*OBJECTIVE*: From the listing below, extract each line containing the string "bottom".

*DATA SUPPLIED*:
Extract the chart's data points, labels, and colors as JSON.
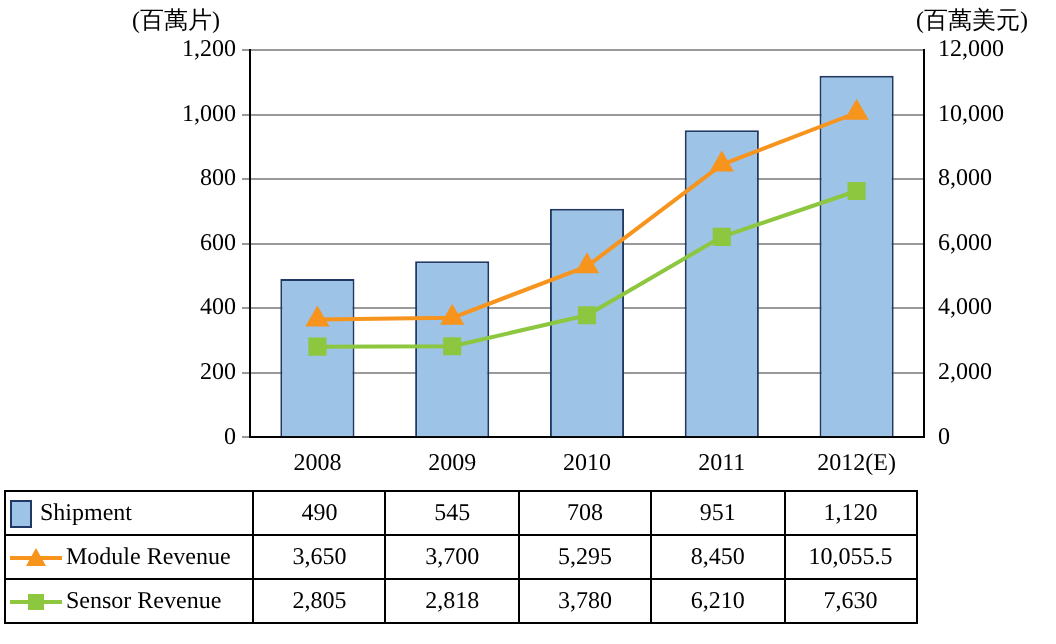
{
  "chart_data": {
    "type": "bar",
    "ylabel": "(百萬片)",
    "y2label": "(百萬美元)",
    "categories": [
      "2008",
      "2009",
      "2010",
      "2011",
      "2012(E)"
    ],
    "series": [
      {
        "name": "Shipment",
        "color": "#9dc3e6",
        "values": [
          490,
          545,
          708,
          951,
          1120
        ],
        "value_labels": [
          "490",
          "545",
          "708",
          "951",
          "1,120"
        ]
      },
      {
        "name": "Module Revenue",
        "type": "line",
        "axis": "y2",
        "marker": "triangle",
        "color": "#f7941d",
        "values": [
          3650,
          3700,
          5295,
          8450,
          10055.5
        ],
        "value_labels": [
          "3,650",
          "3,700",
          "5,295",
          "8,450",
          "10,055.5"
        ]
      },
      {
        "name": "Sensor Revenue",
        "type": "line",
        "axis": "y2",
        "marker": "square",
        "color": "#8dc63f",
        "values": [
          2805,
          2818,
          3780,
          6210,
          7630
        ],
        "value_labels": [
          "2,805",
          "2,818",
          "3,780",
          "6,210",
          "7,630"
        ]
      }
    ],
    "ylim": [
      0,
      1200
    ],
    "yticks": [
      0,
      200,
      400,
      600,
      800,
      {
        "value": 1000,
        "label": "1,000"
      },
      {
        "value": 1200,
        "label": "1,200"
      }
    ],
    "y2lim": [
      0,
      12000
    ],
    "y2ticks": [
      0,
      {
        "value": 2000,
        "label": "2,000"
      },
      {
        "value": 4000,
        "label": "4,000"
      },
      {
        "value": 6000,
        "label": "6,000"
      },
      {
        "value": 8000,
        "label": "8,000"
      },
      {
        "value": 10000,
        "label": "10,000"
      },
      {
        "value": 12000,
        "label": "12,000"
      }
    ],
    "grid": "y",
    "legend": "bottom"
  }
}
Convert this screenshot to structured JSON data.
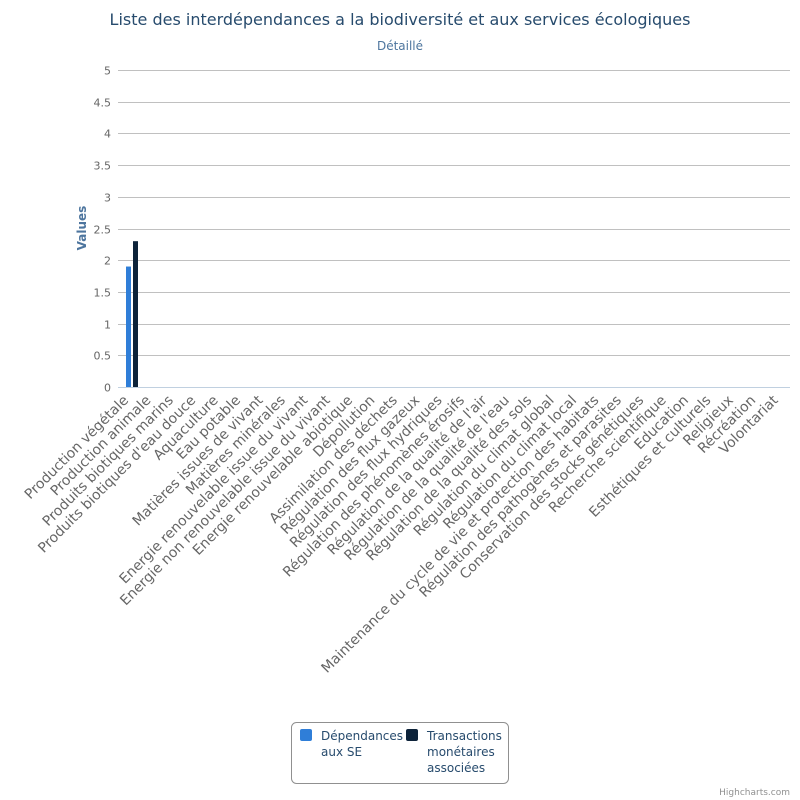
{
  "chart_data": {
    "type": "bar",
    "title": "Liste des interdépendances a la biodiversité et aux services écologiques",
    "subtitle": "Détaillé",
    "xlabel": "",
    "ylabel": "Values",
    "ylim": [
      0,
      5
    ],
    "yticks": [
      "0",
      "0.5",
      "1",
      "1.5",
      "2",
      "2.5",
      "3",
      "3.5",
      "4",
      "4.5",
      "5"
    ],
    "grid": true,
    "legend_position": "bottom-center",
    "categories": [
      "Production végétale",
      "Production animale",
      "Produits biotiques marins",
      "Produits biotiques d'eau douce",
      "Aquaculture",
      "Eau potable",
      "Matières issues de vivant",
      "Matières minérales",
      "Energie renouvelable issue du vivant",
      "Energie non renouvelable issue du vivant",
      "Energie renouvelable abiotique",
      "Dépollution",
      "Assimilation des déchets",
      "Régulation des flux gazeux",
      "Régulation des flux hydriques",
      "Régulation des phénomènes érosifs",
      "Régulation de la qualité de l'air",
      "Régulation de la qualité de l'eau",
      "Régulation de la qualité des sols",
      "Régulation du climat global",
      "Régulation du climat local",
      "Maintenance du cycle de vie et protection des habitats",
      "Régulation des pathogènes et parasites",
      "Conservation des stocks génétiques",
      "Recherche scientifique",
      "Education",
      "Esthétiques et culturels",
      "Religieux",
      "Récréation",
      "Volontariat"
    ],
    "series": [
      {
        "name": "Dépendances aux SE",
        "legend_lines": [
          "Dépendances",
          "aux SE"
        ],
        "color": "#2f7ed8",
        "values": [
          1.9,
          0,
          0,
          0,
          0,
          0,
          0,
          0,
          0,
          0,
          0,
          0,
          0,
          0,
          0,
          0,
          0,
          0,
          0,
          0,
          0,
          0,
          0,
          0,
          0,
          0,
          0,
          0,
          0,
          0
        ]
      },
      {
        "name": "Transactions monétaires associées",
        "legend_lines": [
          "Transactions",
          "monétaires",
          "associées"
        ],
        "color": "#0d233a",
        "values": [
          2.3,
          0,
          0,
          0,
          0,
          0,
          0,
          0,
          0,
          0,
          0,
          0,
          0,
          0,
          0,
          0,
          0,
          0,
          0,
          0,
          0,
          0,
          0,
          0,
          0,
          0,
          0,
          0,
          0,
          0
        ]
      }
    ],
    "credits": "Highcharts.com"
  }
}
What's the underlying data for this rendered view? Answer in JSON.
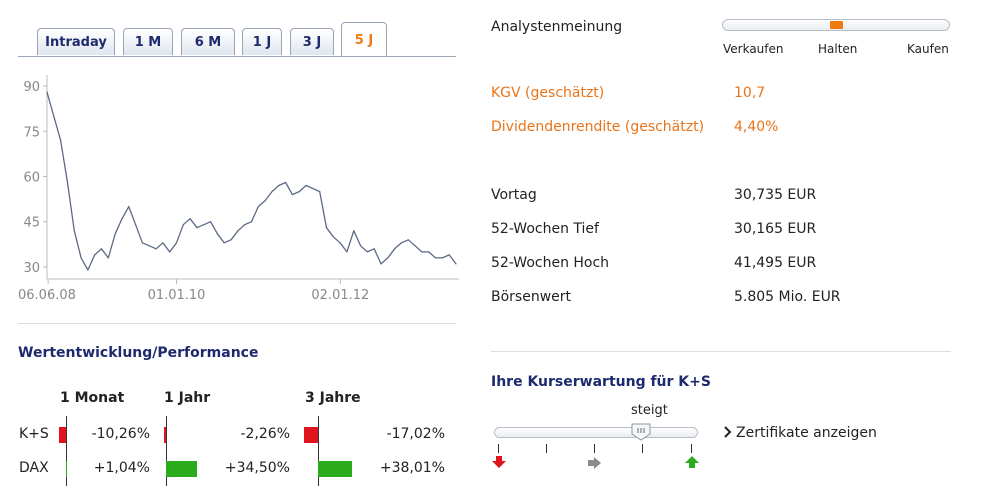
{
  "tabs": [
    {
      "label": "Intraday",
      "active": false
    },
    {
      "label": "1 M",
      "active": false
    },
    {
      "label": "6 M",
      "active": false
    },
    {
      "label": "1 J",
      "active": false
    },
    {
      "label": "3 J",
      "active": false
    },
    {
      "label": "5 J",
      "active": true
    }
  ],
  "chart_data": {
    "type": "line",
    "ylim": [
      26,
      92
    ],
    "yticks": [
      30,
      45,
      60,
      75,
      90
    ],
    "xlabels": [
      "06.06.08",
      "01.01.10",
      "02.01.12"
    ],
    "x": [
      "2008-06",
      "2008-07",
      "2008-08",
      "2008-09",
      "2008-10",
      "2008-11",
      "2008-12",
      "2009-01",
      "2009-02",
      "2009-03",
      "2009-04",
      "2009-05",
      "2009-06",
      "2009-07",
      "2009-08",
      "2009-09",
      "2009-10",
      "2009-11",
      "2009-12",
      "2010-01",
      "2010-02",
      "2010-03",
      "2010-04",
      "2010-05",
      "2010-06",
      "2010-07",
      "2010-08",
      "2010-09",
      "2010-10",
      "2010-11",
      "2010-12",
      "2011-01",
      "2011-02",
      "2011-03",
      "2011-04",
      "2011-05",
      "2011-06",
      "2011-07",
      "2011-08",
      "2011-09",
      "2011-10",
      "2011-11",
      "2011-12",
      "2012-01",
      "2012-02",
      "2012-03",
      "2012-04",
      "2012-05",
      "2012-06",
      "2012-07",
      "2012-08",
      "2012-09",
      "2012-10",
      "2012-11",
      "2012-12",
      "2013-01",
      "2013-02",
      "2013-03",
      "2013-04",
      "2013-05",
      "2013-06"
    ],
    "y": [
      88,
      80,
      72,
      58,
      42,
      33,
      29,
      34,
      36,
      33,
      41,
      46,
      50,
      44,
      38,
      37,
      36,
      38,
      35,
      38,
      44,
      46,
      43,
      44,
      45,
      41,
      38,
      39,
      42,
      44,
      45,
      50,
      52,
      55,
      57,
      58,
      54,
      55,
      57,
      56,
      55,
      43,
      40,
      38,
      35,
      42,
      37,
      35,
      36,
      31,
      33,
      36,
      38,
      39,
      37,
      35,
      35,
      33,
      33,
      34,
      31
    ],
    "series": [
      {
        "values_ref": "y"
      }
    ]
  },
  "performance": {
    "title": "Wertentwicklung/Performance",
    "periods": [
      "1 Monat",
      "1 Jahr",
      "3 Jahre"
    ],
    "rows": [
      {
        "name": "K+S",
        "values": [
          "-10,26%",
          "-2,26%",
          "-17,02%"
        ],
        "numeric": [
          -10.26,
          -2.26,
          -17.02
        ]
      },
      {
        "name": "DAX",
        "values": [
          "+1,04%",
          "+34,50%",
          "+38,01%"
        ],
        "numeric": [
          1.04,
          34.5,
          38.01
        ]
      }
    ],
    "colors": {
      "negative": "#e0141e",
      "positive": "#2aab1c"
    }
  },
  "analyst": {
    "label": "Analystenmeinung",
    "left": "Verkaufen",
    "mid": "Halten",
    "right": "Kaufen",
    "position": 0.5,
    "marker_color": "#f07a10"
  },
  "estimates": [
    {
      "label": "KGV (geschätzt)",
      "value": "10,7"
    },
    {
      "label": "Dividendenrendite (geschätzt)",
      "value": "4,40%"
    }
  ],
  "facts": [
    {
      "label": "Vortag",
      "value": "30,735 EUR"
    },
    {
      "label": "52-Wochen Tief",
      "value": "30,165 EUR"
    },
    {
      "label": "52-Wochen Hoch",
      "value": "41,495 EUR"
    },
    {
      "label": "Börsenwert",
      "value": "5.805 Mio. EUR"
    }
  ],
  "expectation": {
    "title": "Ihre Kurserwartung für K+S",
    "handle_label": "steigt",
    "position": 0.72,
    "link": "Zertifikate anzeigen",
    "link_icon": "chevron-right-icon",
    "arrows": {
      "down": "#e0141e",
      "neutral": "#888888",
      "up": "#2aab1c"
    }
  },
  "accent": "#f07a10",
  "brand": "#1e2a6e"
}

*IN RESPONSE*:
    "legend": "bottom"
    "legend_position": "bottom-center",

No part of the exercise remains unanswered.